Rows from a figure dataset
▬▬▬▬▬▬▬▬▬▬
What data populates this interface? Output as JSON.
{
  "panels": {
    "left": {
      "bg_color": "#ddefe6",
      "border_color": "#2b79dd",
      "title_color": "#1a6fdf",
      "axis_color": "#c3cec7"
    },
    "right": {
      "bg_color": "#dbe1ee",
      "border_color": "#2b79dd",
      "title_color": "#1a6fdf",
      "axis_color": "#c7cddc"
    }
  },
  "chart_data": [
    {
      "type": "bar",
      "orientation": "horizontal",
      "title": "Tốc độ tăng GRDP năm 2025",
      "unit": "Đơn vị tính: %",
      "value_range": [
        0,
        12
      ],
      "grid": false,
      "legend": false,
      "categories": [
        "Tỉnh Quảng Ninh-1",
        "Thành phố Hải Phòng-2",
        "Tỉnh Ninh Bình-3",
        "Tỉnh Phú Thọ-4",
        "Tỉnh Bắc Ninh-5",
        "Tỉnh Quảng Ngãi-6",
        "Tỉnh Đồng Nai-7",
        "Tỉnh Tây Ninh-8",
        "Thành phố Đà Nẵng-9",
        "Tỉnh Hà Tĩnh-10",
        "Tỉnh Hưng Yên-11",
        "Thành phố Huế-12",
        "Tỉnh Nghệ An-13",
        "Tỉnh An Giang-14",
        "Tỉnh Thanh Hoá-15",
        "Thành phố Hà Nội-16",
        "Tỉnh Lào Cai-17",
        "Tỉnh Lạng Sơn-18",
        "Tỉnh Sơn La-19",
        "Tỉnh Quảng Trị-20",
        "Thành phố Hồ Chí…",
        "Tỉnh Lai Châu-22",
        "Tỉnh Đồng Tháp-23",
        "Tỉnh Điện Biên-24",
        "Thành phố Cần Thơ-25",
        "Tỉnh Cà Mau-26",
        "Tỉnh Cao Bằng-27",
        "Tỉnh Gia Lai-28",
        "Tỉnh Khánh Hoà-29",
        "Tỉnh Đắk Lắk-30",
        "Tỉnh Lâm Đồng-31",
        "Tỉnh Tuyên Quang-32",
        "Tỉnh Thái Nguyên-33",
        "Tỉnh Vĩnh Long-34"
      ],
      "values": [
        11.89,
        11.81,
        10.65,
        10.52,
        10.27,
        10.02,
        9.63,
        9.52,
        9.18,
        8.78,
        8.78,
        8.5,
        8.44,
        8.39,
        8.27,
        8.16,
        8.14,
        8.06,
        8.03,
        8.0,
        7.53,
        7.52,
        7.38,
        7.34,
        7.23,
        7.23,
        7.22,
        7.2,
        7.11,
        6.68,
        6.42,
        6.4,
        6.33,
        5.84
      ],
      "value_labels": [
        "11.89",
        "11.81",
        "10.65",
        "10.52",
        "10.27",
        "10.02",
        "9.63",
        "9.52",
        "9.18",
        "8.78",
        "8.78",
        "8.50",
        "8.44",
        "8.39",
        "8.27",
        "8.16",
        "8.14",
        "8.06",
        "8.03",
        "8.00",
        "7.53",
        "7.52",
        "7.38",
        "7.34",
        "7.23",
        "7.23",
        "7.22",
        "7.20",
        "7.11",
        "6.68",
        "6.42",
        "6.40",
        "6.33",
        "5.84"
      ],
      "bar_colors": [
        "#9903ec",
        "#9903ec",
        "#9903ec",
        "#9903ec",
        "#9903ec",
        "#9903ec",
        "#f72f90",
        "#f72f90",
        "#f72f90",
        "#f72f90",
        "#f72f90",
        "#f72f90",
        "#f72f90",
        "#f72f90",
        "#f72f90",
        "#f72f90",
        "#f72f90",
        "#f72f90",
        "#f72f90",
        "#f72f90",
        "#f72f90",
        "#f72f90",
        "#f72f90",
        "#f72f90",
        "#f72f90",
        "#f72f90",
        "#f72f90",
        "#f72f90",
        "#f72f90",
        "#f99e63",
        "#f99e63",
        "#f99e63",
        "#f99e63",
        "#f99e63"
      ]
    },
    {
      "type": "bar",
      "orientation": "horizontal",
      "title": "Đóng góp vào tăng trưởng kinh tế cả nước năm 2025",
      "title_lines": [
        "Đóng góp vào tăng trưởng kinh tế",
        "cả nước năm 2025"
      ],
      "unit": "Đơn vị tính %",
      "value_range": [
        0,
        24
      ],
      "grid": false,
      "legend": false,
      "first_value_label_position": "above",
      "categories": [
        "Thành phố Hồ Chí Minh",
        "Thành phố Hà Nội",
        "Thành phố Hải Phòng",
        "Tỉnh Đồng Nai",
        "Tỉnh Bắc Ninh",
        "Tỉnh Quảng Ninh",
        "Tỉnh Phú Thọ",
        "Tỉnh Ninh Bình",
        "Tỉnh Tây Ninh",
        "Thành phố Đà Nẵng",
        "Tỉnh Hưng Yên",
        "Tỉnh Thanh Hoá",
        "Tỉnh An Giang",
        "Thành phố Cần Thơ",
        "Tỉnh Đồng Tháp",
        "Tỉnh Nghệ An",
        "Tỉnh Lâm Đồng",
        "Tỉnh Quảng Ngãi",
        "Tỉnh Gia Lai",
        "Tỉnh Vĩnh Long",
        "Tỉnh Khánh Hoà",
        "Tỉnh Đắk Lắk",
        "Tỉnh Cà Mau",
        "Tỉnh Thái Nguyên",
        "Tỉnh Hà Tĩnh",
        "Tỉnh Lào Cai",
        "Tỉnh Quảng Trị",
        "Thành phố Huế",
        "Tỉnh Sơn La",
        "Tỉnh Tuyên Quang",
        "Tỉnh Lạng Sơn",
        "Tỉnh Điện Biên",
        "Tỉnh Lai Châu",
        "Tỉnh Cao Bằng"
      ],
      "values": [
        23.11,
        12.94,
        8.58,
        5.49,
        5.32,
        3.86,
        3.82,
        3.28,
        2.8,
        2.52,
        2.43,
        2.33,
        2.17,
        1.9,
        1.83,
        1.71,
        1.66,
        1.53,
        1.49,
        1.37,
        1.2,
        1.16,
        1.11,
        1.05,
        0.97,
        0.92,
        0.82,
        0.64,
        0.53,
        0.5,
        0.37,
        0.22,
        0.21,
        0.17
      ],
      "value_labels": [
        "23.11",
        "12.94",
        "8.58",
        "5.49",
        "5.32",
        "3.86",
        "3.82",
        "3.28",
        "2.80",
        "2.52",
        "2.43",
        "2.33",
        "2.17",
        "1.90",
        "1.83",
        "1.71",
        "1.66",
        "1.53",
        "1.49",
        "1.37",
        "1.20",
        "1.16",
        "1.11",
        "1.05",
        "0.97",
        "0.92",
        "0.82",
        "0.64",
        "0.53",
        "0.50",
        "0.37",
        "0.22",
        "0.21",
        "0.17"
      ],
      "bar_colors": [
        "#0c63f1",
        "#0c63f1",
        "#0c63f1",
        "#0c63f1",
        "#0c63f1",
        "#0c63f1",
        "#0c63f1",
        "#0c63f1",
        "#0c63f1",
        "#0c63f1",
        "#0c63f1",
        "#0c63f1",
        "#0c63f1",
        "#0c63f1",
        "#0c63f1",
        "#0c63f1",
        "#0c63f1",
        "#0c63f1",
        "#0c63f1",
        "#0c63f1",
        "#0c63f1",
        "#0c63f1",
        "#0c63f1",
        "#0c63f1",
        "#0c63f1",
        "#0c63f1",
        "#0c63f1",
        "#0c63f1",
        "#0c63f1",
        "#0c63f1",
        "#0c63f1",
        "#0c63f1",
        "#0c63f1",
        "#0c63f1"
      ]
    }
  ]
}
▬▬▬▬▬▬▬▬▬▬
→ The problem: Return the whole listing exactly.

→ Solution for this problem:
What data populates this interface? Output as JSON.
{
  "panels": {
    "left": {
      "bg_color": "#ddefe6",
      "border_color": "#2b79dd",
      "title_color": "#1a6fdf",
      "axis_color": "#c3cec7"
    },
    "right": {
      "bg_color": "#dbe1ee",
      "border_color": "#2b79dd",
      "title_color": "#1a6fdf",
      "axis_color": "#c7cddc"
    }
  },
  "chart_data": [
    {
      "type": "bar",
      "orientation": "horizontal",
      "title": "Tốc độ tăng GRDP năm 2025",
      "unit": "Đơn vị tính: %",
      "value_range": [
        0,
        12
      ],
      "grid": false,
      "legend": false,
      "categories": [
        "Tỉnh Quảng Ninh-1",
        "Thành phố Hải Phòng-2",
        "Tỉnh Ninh Bình-3",
        "Tỉnh Phú Thọ-4",
        "Tỉnh Bắc Ninh-5",
        "Tỉnh Quảng Ngãi-6",
        "Tỉnh Đồng Nai-7",
        "Tỉnh Tây Ninh-8",
        "Thành phố Đà Nẵng-9",
        "Tỉnh Hà Tĩnh-10",
        "Tỉnh Hưng Yên-11",
        "Thành phố Huế-12",
        "Tỉnh Nghệ An-13",
        "Tỉnh An Giang-14",
        "Tỉnh Thanh Hoá-15",
        "Thành phố Hà Nội-16",
        "Tỉnh Lào Cai-17",
        "Tỉnh Lạng Sơn-18",
        "Tỉnh Sơn La-19",
        "Tỉnh Quảng Trị-20",
        "Thành phố Hồ Chí…",
        "Tỉnh Lai Châu-22",
        "Tỉnh Đồng Tháp-23",
        "Tỉnh Điện Biên-24",
        "Thành phố Cần Thơ-25",
        "Tỉnh Cà Mau-26",
        "Tỉnh Cao Bằng-27",
        "Tỉnh Gia Lai-28",
        "Tỉnh Khánh Hoà-29",
        "Tỉnh Đắk Lắk-30",
        "Tỉnh Lâm Đồng-31",
        "Tỉnh Tuyên Quang-32",
        "Tỉnh Thái Nguyên-33",
        "Tỉnh Vĩnh Long-34"
      ],
      "values": [
        11.89,
        11.81,
        10.65,
        10.52,
        10.27,
        10.02,
        9.63,
        9.52,
        9.18,
        8.78,
        8.78,
        8.5,
        8.44,
        8.39,
        8.27,
        8.16,
        8.14,
        8.06,
        8.03,
        8.0,
        7.53,
        7.52,
        7.38,
        7.34,
        7.23,
        7.23,
        7.22,
        7.2,
        7.11,
        6.68,
        6.42,
        6.4,
        6.33,
        5.84
      ],
      "value_labels": [
        "11.89",
        "11.81",
        "10.65",
        "10.52",
        "10.27",
        "10.02",
        "9.63",
        "9.52",
        "9.18",
        "8.78",
        "8.78",
        "8.50",
        "8.44",
        "8.39",
        "8.27",
        "8.16",
        "8.14",
        "8.06",
        "8.03",
        "8.00",
        "7.53",
        "7.52",
        "7.38",
        "7.34",
        "7.23",
        "7.23",
        "7.22",
        "7.20",
        "7.11",
        "6.68",
        "6.42",
        "6.40",
        "6.33",
        "5.84"
      ],
      "bar_colors": [
        "#9903ec",
        "#9903ec",
        "#9903ec",
        "#9903ec",
        "#9903ec",
        "#9903ec",
        "#f72f90",
        "#f72f90",
        "#f72f90",
        "#f72f90",
        "#f72f90",
        "#f72f90",
        "#f72f90",
        "#f72f90",
        "#f72f90",
        "#f72f90",
        "#f72f90",
        "#f72f90",
        "#f72f90",
        "#f72f90",
        "#f72f90",
        "#f72f90",
        "#f72f90",
        "#f72f90",
        "#f72f90",
        "#f72f90",
        "#f72f90",
        "#f72f90",
        "#f72f90",
        "#f99e63",
        "#f99e63",
        "#f99e63",
        "#f99e63",
        "#f99e63"
      ]
    },
    {
      "type": "bar",
      "orientation": "horizontal",
      "title": "Đóng góp vào tăng trưởng kinh tế cả nước năm 2025",
      "title_lines": [
        "Đóng góp vào tăng trưởng kinh tế",
        "cả nước năm 2025"
      ],
      "unit": "Đơn vị tính %",
      "value_range": [
        0,
        24
      ],
      "grid": false,
      "legend": false,
      "first_value_label_position": "above",
      "categories": [
        "Thành phố Hồ Chí Minh",
        "Thành phố Hà Nội",
        "Thành phố Hải Phòng",
        "Tỉnh Đồng Nai",
        "Tỉnh Bắc Ninh",
        "Tỉnh Quảng Ninh",
        "Tỉnh Phú Thọ",
        "Tỉnh Ninh Bình",
        "Tỉnh Tây Ninh",
        "Thành phố Đà Nẵng",
        "Tỉnh Hưng Yên",
        "Tỉnh Thanh Hoá",
        "Tỉnh An Giang",
        "Thành phố Cần Thơ",
        "Tỉnh Đồng Tháp",
        "Tỉnh Nghệ An",
        "Tỉnh Lâm Đồng",
        "Tỉnh Quảng Ngãi",
        "Tỉnh Gia Lai",
        "Tỉnh Vĩnh Long",
        "Tỉnh Khánh Hoà",
        "Tỉnh Đắk Lắk",
        "Tỉnh Cà Mau",
        "Tỉnh Thái Nguyên",
        "Tỉnh Hà Tĩnh",
        "Tỉnh Lào Cai",
        "Tỉnh Quảng Trị",
        "Thành phố Huế",
        "Tỉnh Sơn La",
        "Tỉnh Tuyên Quang",
        "Tỉnh Lạng Sơn",
        "Tỉnh Điện Biên",
        "Tỉnh Lai Châu",
        "Tỉnh Cao Bằng"
      ],
      "values": [
        23.11,
        12.94,
        8.58,
        5.49,
        5.32,
        3.86,
        3.82,
        3.28,
        2.8,
        2.52,
        2.43,
        2.33,
        2.17,
        1.9,
        1.83,
        1.71,
        1.66,
        1.53,
        1.49,
        1.37,
        1.2,
        1.16,
        1.11,
        1.05,
        0.97,
        0.92,
        0.82,
        0.64,
        0.53,
        0.5,
        0.37,
        0.22,
        0.21,
        0.17
      ],
      "value_labels": [
        "23.11",
        "12.94",
        "8.58",
        "5.49",
        "5.32",
        "3.86",
        "3.82",
        "3.28",
        "2.80",
        "2.52",
        "2.43",
        "2.33",
        "2.17",
        "1.90",
        "1.83",
        "1.71",
        "1.66",
        "1.53",
        "1.49",
        "1.37",
        "1.20",
        "1.16",
        "1.11",
        "1.05",
        "0.97",
        "0.92",
        "0.82",
        "0.64",
        "0.53",
        "0.50",
        "0.37",
        "0.22",
        "0.21",
        "0.17"
      ],
      "bar_colors": [
        "#0c63f1",
        "#0c63f1",
        "#0c63f1",
        "#0c63f1",
        "#0c63f1",
        "#0c63f1",
        "#0c63f1",
        "#0c63f1",
        "#0c63f1",
        "#0c63f1",
        "#0c63f1",
        "#0c63f1",
        "#0c63f1",
        "#0c63f1",
        "#0c63f1",
        "#0c63f1",
        "#0c63f1",
        "#0c63f1",
        "#0c63f1",
        "#0c63f1",
        "#0c63f1",
        "#0c63f1",
        "#0c63f1",
        "#0c63f1",
        "#0c63f1",
        "#0c63f1",
        "#0c63f1",
        "#0c63f1",
        "#0c63f1",
        "#0c63f1",
        "#0c63f1",
        "#0c63f1",
        "#0c63f1",
        "#0c63f1"
      ]
    }
  ]
}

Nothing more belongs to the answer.